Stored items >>
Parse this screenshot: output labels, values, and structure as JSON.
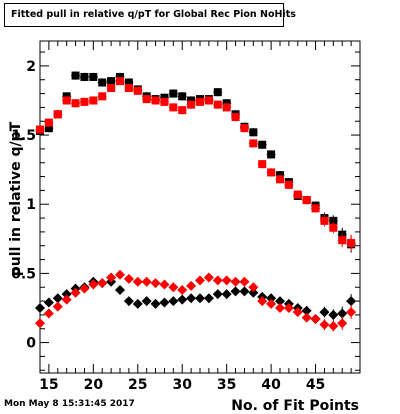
{
  "timestamp": "Mon May  8 15:31:45 2017",
  "chart_data": {
    "type": "scatter",
    "title": "Fitted pull in relative q/pT for Global Rec Pion NoHits",
    "xlabel": "No. of Fit Points",
    "ylabel": "pull in relative q/pT",
    "xlim": [
      14,
      50
    ],
    "ylim": [
      -0.22,
      2.18
    ],
    "xticks": [
      15,
      20,
      25,
      30,
      35,
      40,
      45
    ],
    "yticks": [
      0,
      0.5,
      1,
      1.5,
      2
    ],
    "ytick_labels": [
      "0",
      "0.5",
      "1",
      "1.5",
      "2"
    ],
    "grid": false,
    "series": [
      {
        "marker": "square",
        "color": "#000000",
        "x": [
          14,
          15,
          16,
          17,
          18,
          19,
          20,
          21,
          22,
          23,
          24,
          25,
          26,
          27,
          28,
          29,
          30,
          31,
          32,
          33,
          34,
          35,
          36,
          37,
          38,
          39,
          40,
          41,
          42,
          43,
          44,
          45,
          46,
          47,
          48,
          49
        ],
        "y": [
          1.53,
          1.55,
          1.65,
          1.78,
          1.93,
          1.92,
          1.92,
          1.88,
          1.89,
          1.92,
          1.88,
          1.83,
          1.78,
          1.76,
          1.77,
          1.8,
          1.78,
          1.75,
          1.76,
          1.76,
          1.81,
          1.73,
          1.65,
          1.56,
          1.52,
          1.43,
          1.36,
          1.21,
          1.16,
          1.06,
          1.03,
          0.99,
          0.9,
          0.88,
          0.78,
          0.71
        ],
        "yerr": [
          0.03,
          0.03,
          0.03,
          0.03,
          0.03,
          0.03,
          0.03,
          0.03,
          0.03,
          0.03,
          0.03,
          0.03,
          0.03,
          0.03,
          0.03,
          0.03,
          0.03,
          0.03,
          0.03,
          0.03,
          0.03,
          0.03,
          0.03,
          0.03,
          0.03,
          0.03,
          0.03,
          0.03,
          0.03,
          0.03,
          0.03,
          0.03,
          0.04,
          0.04,
          0.05,
          0.06
        ]
      },
      {
        "marker": "square",
        "color": "#ff0000",
        "x": [
          14,
          15,
          16,
          17,
          18,
          19,
          20,
          21,
          22,
          23,
          24,
          25,
          26,
          27,
          28,
          29,
          30,
          31,
          32,
          33,
          34,
          35,
          36,
          37,
          38,
          39,
          40,
          41,
          42,
          43,
          44,
          45,
          46,
          47,
          48,
          49
        ],
        "y": [
          1.54,
          1.59,
          1.65,
          1.75,
          1.73,
          1.74,
          1.75,
          1.78,
          1.84,
          1.89,
          1.84,
          1.82,
          1.76,
          1.75,
          1.74,
          1.7,
          1.68,
          1.72,
          1.74,
          1.75,
          1.72,
          1.7,
          1.63,
          1.55,
          1.44,
          1.29,
          1.23,
          1.18,
          1.14,
          1.07,
          1.03,
          0.97,
          0.88,
          0.83,
          0.74,
          0.72
        ],
        "yerr": [
          0.03,
          0.03,
          0.03,
          0.03,
          0.03,
          0.03,
          0.03,
          0.03,
          0.03,
          0.03,
          0.03,
          0.03,
          0.03,
          0.03,
          0.03,
          0.03,
          0.03,
          0.03,
          0.03,
          0.03,
          0.03,
          0.03,
          0.03,
          0.03,
          0.03,
          0.03,
          0.03,
          0.03,
          0.03,
          0.03,
          0.03,
          0.03,
          0.04,
          0.04,
          0.05,
          0.06
        ]
      },
      {
        "marker": "diamond",
        "color": "#000000",
        "x": [
          14,
          15,
          16,
          17,
          18,
          19,
          20,
          21,
          22,
          23,
          24,
          25,
          26,
          27,
          28,
          29,
          30,
          31,
          32,
          33,
          34,
          35,
          36,
          37,
          38,
          39,
          40,
          41,
          42,
          43,
          44,
          45,
          46,
          47,
          48,
          49
        ],
        "y": [
          0.25,
          0.29,
          0.32,
          0.35,
          0.39,
          0.4,
          0.44,
          0.43,
          0.44,
          0.38,
          0.3,
          0.28,
          0.3,
          0.28,
          0.29,
          0.3,
          0.31,
          0.32,
          0.32,
          0.32,
          0.35,
          0.35,
          0.37,
          0.37,
          0.36,
          0.33,
          0.32,
          0.3,
          0.28,
          0.25,
          0.23,
          0.17,
          0.22,
          0.2,
          0.21,
          0.3
        ],
        "yerr": [
          0.03,
          0.03,
          0.03,
          0.03,
          0.03,
          0.03,
          0.03,
          0.03,
          0.03,
          0.03,
          0.03,
          0.03,
          0.03,
          0.03,
          0.03,
          0.03,
          0.03,
          0.03,
          0.03,
          0.03,
          0.03,
          0.03,
          0.03,
          0.03,
          0.03,
          0.03,
          0.03,
          0.03,
          0.03,
          0.03,
          0.03,
          0.03,
          0.04,
          0.04,
          0.05,
          0.05
        ]
      },
      {
        "marker": "diamond",
        "color": "#ff0000",
        "x": [
          14,
          15,
          16,
          17,
          18,
          19,
          20,
          21,
          22,
          23,
          24,
          25,
          26,
          27,
          28,
          29,
          30,
          31,
          32,
          33,
          34,
          35,
          36,
          37,
          38,
          39,
          40,
          41,
          42,
          43,
          44,
          45,
          46,
          47,
          48,
          49
        ],
        "y": [
          0.14,
          0.21,
          0.26,
          0.31,
          0.36,
          0.39,
          0.42,
          0.43,
          0.47,
          0.49,
          0.46,
          0.44,
          0.44,
          0.43,
          0.42,
          0.4,
          0.38,
          0.41,
          0.45,
          0.47,
          0.45,
          0.45,
          0.44,
          0.44,
          0.4,
          0.3,
          0.28,
          0.25,
          0.25,
          0.22,
          0.18,
          0.17,
          0.13,
          0.12,
          0.14,
          0.22
        ],
        "yerr": [
          0.03,
          0.03,
          0.03,
          0.03,
          0.03,
          0.03,
          0.03,
          0.03,
          0.03,
          0.03,
          0.03,
          0.03,
          0.03,
          0.03,
          0.03,
          0.03,
          0.03,
          0.03,
          0.03,
          0.03,
          0.03,
          0.03,
          0.03,
          0.03,
          0.03,
          0.03,
          0.03,
          0.03,
          0.03,
          0.03,
          0.03,
          0.03,
          0.04,
          0.04,
          0.05,
          0.05
        ]
      }
    ]
  }
}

REQUIREMENT >> Print the whole listing above once more, word for word, without its pictures.

THE COMPLETED TASK >>
Parse this screenshot: output labels, values, and structure as JSON.
{
  "timestamp": "Mon May  8 15:31:45 2017",
  "chart_data": {
    "type": "scatter",
    "title": "Fitted pull in relative q/pT for Global Rec Pion NoHits",
    "xlabel": "No. of Fit Points",
    "ylabel": "pull in relative q/pT",
    "xlim": [
      14,
      50
    ],
    "ylim": [
      -0.22,
      2.18
    ],
    "xticks": [
      15,
      20,
      25,
      30,
      35,
      40,
      45
    ],
    "yticks": [
      0,
      0.5,
      1,
      1.5,
      2
    ],
    "ytick_labels": [
      "0",
      "0.5",
      "1",
      "1.5",
      "2"
    ],
    "grid": false,
    "series": [
      {
        "marker": "square",
        "color": "#000000",
        "x": [
          14,
          15,
          16,
          17,
          18,
          19,
          20,
          21,
          22,
          23,
          24,
          25,
          26,
          27,
          28,
          29,
          30,
          31,
          32,
          33,
          34,
          35,
          36,
          37,
          38,
          39,
          40,
          41,
          42,
          43,
          44,
          45,
          46,
          47,
          48,
          49
        ],
        "y": [
          1.53,
          1.55,
          1.65,
          1.78,
          1.93,
          1.92,
          1.92,
          1.88,
          1.89,
          1.92,
          1.88,
          1.83,
          1.78,
          1.76,
          1.77,
          1.8,
          1.78,
          1.75,
          1.76,
          1.76,
          1.81,
          1.73,
          1.65,
          1.56,
          1.52,
          1.43,
          1.36,
          1.21,
          1.16,
          1.06,
          1.03,
          0.99,
          0.9,
          0.88,
          0.78,
          0.71
        ],
        "yerr": [
          0.03,
          0.03,
          0.03,
          0.03,
          0.03,
          0.03,
          0.03,
          0.03,
          0.03,
          0.03,
          0.03,
          0.03,
          0.03,
          0.03,
          0.03,
          0.03,
          0.03,
          0.03,
          0.03,
          0.03,
          0.03,
          0.03,
          0.03,
          0.03,
          0.03,
          0.03,
          0.03,
          0.03,
          0.03,
          0.03,
          0.03,
          0.03,
          0.04,
          0.04,
          0.05,
          0.06
        ]
      },
      {
        "marker": "square",
        "color": "#ff0000",
        "x": [
          14,
          15,
          16,
          17,
          18,
          19,
          20,
          21,
          22,
          23,
          24,
          25,
          26,
          27,
          28,
          29,
          30,
          31,
          32,
          33,
          34,
          35,
          36,
          37,
          38,
          39,
          40,
          41,
          42,
          43,
          44,
          45,
          46,
          47,
          48,
          49
        ],
        "y": [
          1.54,
          1.59,
          1.65,
          1.75,
          1.73,
          1.74,
          1.75,
          1.78,
          1.84,
          1.89,
          1.84,
          1.82,
          1.76,
          1.75,
          1.74,
          1.7,
          1.68,
          1.72,
          1.74,
          1.75,
          1.72,
          1.7,
          1.63,
          1.55,
          1.44,
          1.29,
          1.23,
          1.18,
          1.14,
          1.07,
          1.03,
          0.97,
          0.88,
          0.83,
          0.74,
          0.72
        ],
        "yerr": [
          0.03,
          0.03,
          0.03,
          0.03,
          0.03,
          0.03,
          0.03,
          0.03,
          0.03,
          0.03,
          0.03,
          0.03,
          0.03,
          0.03,
          0.03,
          0.03,
          0.03,
          0.03,
          0.03,
          0.03,
          0.03,
          0.03,
          0.03,
          0.03,
          0.03,
          0.03,
          0.03,
          0.03,
          0.03,
          0.03,
          0.03,
          0.03,
          0.04,
          0.04,
          0.05,
          0.06
        ]
      },
      {
        "marker": "diamond",
        "color": "#000000",
        "x": [
          14,
          15,
          16,
          17,
          18,
          19,
          20,
          21,
          22,
          23,
          24,
          25,
          26,
          27,
          28,
          29,
          30,
          31,
          32,
          33,
          34,
          35,
          36,
          37,
          38,
          39,
          40,
          41,
          42,
          43,
          44,
          45,
          46,
          47,
          48,
          49
        ],
        "y": [
          0.25,
          0.29,
          0.32,
          0.35,
          0.39,
          0.4,
          0.44,
          0.43,
          0.44,
          0.38,
          0.3,
          0.28,
          0.3,
          0.28,
          0.29,
          0.3,
          0.31,
          0.32,
          0.32,
          0.32,
          0.35,
          0.35,
          0.37,
          0.37,
          0.36,
          0.33,
          0.32,
          0.3,
          0.28,
          0.25,
          0.23,
          0.17,
          0.22,
          0.2,
          0.21,
          0.3
        ],
        "yerr": [
          0.03,
          0.03,
          0.03,
          0.03,
          0.03,
          0.03,
          0.03,
          0.03,
          0.03,
          0.03,
          0.03,
          0.03,
          0.03,
          0.03,
          0.03,
          0.03,
          0.03,
          0.03,
          0.03,
          0.03,
          0.03,
          0.03,
          0.03,
          0.03,
          0.03,
          0.03,
          0.03,
          0.03,
          0.03,
          0.03,
          0.03,
          0.03,
          0.04,
          0.04,
          0.05,
          0.05
        ]
      },
      {
        "marker": "diamond",
        "color": "#ff0000",
        "x": [
          14,
          15,
          16,
          17,
          18,
          19,
          20,
          21,
          22,
          23,
          24,
          25,
          26,
          27,
          28,
          29,
          30,
          31,
          32,
          33,
          34,
          35,
          36,
          37,
          38,
          39,
          40,
          41,
          42,
          43,
          44,
          45,
          46,
          47,
          48,
          49
        ],
        "y": [
          0.14,
          0.21,
          0.26,
          0.31,
          0.36,
          0.39,
          0.42,
          0.43,
          0.47,
          0.49,
          0.46,
          0.44,
          0.44,
          0.43,
          0.42,
          0.4,
          0.38,
          0.41,
          0.45,
          0.47,
          0.45,
          0.45,
          0.44,
          0.44,
          0.4,
          0.3,
          0.28,
          0.25,
          0.25,
          0.22,
          0.18,
          0.17,
          0.13,
          0.12,
          0.14,
          0.22
        ],
        "yerr": [
          0.03,
          0.03,
          0.03,
          0.03,
          0.03,
          0.03,
          0.03,
          0.03,
          0.03,
          0.03,
          0.03,
          0.03,
          0.03,
          0.03,
          0.03,
          0.03,
          0.03,
          0.03,
          0.03,
          0.03,
          0.03,
          0.03,
          0.03,
          0.03,
          0.03,
          0.03,
          0.03,
          0.03,
          0.03,
          0.03,
          0.03,
          0.03,
          0.04,
          0.04,
          0.05,
          0.05
        ]
      }
    ]
  }
}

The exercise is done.